[What is required]:
Reproduce each record exactly.

[Task data]:
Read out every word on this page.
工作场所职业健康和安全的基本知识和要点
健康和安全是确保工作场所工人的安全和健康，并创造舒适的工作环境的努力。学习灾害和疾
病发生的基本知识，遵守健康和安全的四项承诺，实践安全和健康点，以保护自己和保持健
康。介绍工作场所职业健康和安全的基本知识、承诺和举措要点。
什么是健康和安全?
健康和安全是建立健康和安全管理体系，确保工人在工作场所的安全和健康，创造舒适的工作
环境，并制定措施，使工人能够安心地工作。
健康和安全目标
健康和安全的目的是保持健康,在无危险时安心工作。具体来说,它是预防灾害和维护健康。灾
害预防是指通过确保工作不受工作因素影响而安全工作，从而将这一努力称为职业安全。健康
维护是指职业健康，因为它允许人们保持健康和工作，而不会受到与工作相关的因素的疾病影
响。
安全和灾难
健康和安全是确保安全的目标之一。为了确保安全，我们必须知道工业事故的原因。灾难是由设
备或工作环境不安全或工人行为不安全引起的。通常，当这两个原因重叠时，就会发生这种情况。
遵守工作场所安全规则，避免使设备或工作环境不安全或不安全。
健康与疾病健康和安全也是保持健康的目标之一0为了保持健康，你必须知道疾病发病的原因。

[Complete answer]:
Read out every word on this page.
工作场所职业健康和安全的基本知识和要点
健康和安全是确保工作场所工人的安全和健康，并创造舒适的工作环境的努力。学习灾害和疾
病发生的基本知识，遵守健康和安全的四项承诺，实践安全和健康点，以保护自己和保持健
康。介绍工作场所职业健康和安全的基本知识、承诺和举措要点。
什么是健康和安全?
健康和安全是建立健康和安全管理体系，确保工人在工作场所的安全和健康，创造舒适的工作
环境，并制定措施，使工人能够安心地工作。
健康和安全目标
健康和安全的目的是保持健康,在无危险时安心工作。具体来说,它是预防灾害和维护健康。灾
害预防是指通过确保工作不受工作因素影响而安全工作，从而将这一努力称为职业安全。健康
维护是指职业健康，因为它允许人们保持健康和工作，而不会受到与工作相关的因素的疾病影
响。
安全和灾难
健康和安全是确保安全的目标之一。为了确保安全，我们必须知道工业事故的原因。灾难是由设
备或工作环境不安全或工人行为不安全引起的。通常，当这两个原因重叠时，就会发生这种情况。
遵守工作场所安全规则，避免使设备或工作环境不安全或不安全。
健康与疾病健康和安全也是保持健康的目标之一0为了保持健康，你必须知道疾病发病的原因。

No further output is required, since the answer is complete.